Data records
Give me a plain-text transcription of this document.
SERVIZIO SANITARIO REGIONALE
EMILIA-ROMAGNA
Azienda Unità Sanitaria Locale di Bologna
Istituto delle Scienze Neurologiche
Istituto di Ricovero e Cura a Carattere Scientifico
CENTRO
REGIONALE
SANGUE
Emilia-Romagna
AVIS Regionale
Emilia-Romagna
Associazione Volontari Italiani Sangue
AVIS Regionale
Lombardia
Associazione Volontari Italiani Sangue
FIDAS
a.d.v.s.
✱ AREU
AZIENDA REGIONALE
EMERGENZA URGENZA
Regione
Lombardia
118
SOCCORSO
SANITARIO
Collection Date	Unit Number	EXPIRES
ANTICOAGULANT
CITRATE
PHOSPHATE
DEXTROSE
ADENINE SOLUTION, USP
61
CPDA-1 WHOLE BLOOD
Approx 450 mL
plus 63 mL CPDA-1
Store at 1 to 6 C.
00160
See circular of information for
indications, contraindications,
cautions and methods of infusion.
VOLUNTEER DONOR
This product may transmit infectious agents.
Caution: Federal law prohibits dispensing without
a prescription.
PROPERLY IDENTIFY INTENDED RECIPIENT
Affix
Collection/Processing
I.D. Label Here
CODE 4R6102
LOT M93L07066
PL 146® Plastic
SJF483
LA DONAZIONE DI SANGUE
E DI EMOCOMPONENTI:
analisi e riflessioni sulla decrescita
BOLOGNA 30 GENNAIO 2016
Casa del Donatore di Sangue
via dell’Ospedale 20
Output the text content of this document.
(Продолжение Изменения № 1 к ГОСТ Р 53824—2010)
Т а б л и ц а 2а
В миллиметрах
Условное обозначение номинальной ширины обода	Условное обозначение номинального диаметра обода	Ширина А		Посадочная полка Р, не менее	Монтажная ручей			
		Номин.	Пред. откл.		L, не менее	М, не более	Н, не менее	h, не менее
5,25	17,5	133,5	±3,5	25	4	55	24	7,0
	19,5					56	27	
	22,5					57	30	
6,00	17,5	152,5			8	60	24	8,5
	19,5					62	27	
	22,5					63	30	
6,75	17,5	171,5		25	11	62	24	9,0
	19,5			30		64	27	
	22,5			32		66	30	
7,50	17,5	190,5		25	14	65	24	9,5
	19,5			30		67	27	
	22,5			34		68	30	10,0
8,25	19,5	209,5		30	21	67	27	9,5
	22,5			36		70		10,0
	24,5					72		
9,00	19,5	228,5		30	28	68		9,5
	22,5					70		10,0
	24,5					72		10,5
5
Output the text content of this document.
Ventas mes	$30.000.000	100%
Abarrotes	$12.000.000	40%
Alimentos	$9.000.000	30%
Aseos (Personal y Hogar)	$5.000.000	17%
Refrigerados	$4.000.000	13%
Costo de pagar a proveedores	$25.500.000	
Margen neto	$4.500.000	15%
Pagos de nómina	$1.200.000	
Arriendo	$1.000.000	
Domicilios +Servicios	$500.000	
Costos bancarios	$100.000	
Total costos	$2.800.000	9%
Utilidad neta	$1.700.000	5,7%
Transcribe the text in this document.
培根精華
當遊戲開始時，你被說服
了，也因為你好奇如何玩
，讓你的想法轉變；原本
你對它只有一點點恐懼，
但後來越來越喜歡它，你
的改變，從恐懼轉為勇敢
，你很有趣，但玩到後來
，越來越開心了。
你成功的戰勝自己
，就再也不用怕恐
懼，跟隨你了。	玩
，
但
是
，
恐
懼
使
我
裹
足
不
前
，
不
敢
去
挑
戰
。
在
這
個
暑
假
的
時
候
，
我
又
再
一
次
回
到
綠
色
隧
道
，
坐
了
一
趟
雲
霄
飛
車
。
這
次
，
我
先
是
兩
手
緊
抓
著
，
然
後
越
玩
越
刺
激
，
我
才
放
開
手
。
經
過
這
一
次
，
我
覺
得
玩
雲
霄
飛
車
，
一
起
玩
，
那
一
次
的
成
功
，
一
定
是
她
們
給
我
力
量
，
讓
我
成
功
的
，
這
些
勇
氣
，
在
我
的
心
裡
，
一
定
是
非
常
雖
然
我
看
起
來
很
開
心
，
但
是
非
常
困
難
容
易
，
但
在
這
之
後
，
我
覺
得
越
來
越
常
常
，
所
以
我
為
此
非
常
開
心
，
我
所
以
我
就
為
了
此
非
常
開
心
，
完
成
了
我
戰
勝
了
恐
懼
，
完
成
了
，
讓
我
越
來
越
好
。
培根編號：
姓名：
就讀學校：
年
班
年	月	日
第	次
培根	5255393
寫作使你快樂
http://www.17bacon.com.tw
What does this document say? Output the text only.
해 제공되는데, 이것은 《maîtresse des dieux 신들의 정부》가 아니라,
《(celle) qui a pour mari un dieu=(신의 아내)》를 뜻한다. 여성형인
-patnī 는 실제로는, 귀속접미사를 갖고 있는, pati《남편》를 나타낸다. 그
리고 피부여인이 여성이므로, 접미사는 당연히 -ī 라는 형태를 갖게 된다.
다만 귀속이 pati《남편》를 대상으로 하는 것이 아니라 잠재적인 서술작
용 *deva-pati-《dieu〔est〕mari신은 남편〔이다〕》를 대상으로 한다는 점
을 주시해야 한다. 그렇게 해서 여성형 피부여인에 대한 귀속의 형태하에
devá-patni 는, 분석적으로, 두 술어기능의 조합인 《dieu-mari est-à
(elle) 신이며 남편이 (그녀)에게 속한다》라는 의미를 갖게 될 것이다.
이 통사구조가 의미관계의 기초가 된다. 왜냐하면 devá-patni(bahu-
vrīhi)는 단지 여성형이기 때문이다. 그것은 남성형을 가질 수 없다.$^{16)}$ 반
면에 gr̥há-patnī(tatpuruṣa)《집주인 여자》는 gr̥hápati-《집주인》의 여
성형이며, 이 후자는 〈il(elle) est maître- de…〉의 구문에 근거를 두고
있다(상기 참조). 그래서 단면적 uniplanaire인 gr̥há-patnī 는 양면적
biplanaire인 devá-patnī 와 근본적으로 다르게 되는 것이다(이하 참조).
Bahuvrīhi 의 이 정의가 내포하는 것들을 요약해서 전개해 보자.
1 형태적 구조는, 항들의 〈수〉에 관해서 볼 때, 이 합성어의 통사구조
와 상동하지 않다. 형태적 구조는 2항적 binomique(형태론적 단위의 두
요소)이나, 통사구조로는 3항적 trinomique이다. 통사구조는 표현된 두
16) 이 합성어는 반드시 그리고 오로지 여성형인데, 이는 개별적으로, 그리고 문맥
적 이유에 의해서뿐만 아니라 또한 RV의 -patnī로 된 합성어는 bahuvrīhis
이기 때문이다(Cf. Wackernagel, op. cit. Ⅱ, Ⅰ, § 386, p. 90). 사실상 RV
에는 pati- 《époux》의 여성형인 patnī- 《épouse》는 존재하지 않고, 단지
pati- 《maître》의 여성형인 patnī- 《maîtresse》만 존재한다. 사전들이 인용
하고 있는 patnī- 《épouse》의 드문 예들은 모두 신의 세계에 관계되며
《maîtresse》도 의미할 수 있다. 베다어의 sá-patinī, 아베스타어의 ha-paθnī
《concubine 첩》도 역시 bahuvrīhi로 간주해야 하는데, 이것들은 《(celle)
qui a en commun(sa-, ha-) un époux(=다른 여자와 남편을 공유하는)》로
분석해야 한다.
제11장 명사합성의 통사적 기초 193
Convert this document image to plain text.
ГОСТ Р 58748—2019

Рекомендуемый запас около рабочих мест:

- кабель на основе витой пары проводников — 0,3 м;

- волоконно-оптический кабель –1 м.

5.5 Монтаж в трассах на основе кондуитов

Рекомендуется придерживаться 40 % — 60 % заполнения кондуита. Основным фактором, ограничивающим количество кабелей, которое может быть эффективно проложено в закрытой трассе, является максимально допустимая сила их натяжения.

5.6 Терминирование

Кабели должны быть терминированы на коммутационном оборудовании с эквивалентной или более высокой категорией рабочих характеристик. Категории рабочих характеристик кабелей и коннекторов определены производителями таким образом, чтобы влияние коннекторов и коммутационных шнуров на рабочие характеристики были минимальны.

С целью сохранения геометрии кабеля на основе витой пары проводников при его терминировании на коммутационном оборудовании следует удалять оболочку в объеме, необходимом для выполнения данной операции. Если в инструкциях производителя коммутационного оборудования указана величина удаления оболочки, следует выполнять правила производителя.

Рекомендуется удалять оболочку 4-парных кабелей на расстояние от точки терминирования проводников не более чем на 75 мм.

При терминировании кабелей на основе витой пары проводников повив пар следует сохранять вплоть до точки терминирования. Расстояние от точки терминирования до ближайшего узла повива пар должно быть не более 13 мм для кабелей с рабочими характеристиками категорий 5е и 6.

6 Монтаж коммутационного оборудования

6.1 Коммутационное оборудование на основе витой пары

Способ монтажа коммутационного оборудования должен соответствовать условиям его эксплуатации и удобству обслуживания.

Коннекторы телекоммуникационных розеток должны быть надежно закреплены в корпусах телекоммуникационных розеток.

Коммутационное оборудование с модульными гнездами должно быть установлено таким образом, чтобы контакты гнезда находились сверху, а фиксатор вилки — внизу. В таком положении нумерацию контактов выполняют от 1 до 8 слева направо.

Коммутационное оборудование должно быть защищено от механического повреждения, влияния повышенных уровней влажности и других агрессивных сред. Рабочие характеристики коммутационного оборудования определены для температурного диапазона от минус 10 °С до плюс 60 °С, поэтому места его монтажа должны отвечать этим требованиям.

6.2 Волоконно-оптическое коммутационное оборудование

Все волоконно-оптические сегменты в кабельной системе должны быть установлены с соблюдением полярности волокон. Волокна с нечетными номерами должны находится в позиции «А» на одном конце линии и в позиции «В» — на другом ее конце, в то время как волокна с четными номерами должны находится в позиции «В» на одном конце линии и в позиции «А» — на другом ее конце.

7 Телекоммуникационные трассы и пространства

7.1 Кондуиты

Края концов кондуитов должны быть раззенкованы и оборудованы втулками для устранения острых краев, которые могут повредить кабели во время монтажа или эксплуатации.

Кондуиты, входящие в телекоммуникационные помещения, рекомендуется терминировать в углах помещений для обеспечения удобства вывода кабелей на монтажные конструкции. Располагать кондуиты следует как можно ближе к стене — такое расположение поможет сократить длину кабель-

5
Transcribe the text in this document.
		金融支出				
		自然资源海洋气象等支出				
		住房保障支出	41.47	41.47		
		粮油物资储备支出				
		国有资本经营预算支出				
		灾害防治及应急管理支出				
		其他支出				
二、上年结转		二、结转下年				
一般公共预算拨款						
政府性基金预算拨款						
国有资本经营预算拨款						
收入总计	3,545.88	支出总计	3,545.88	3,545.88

WHAT TO DO
How many lines of the listing include the string "таким"? Answer with the number alone.

TASK ANSWER
2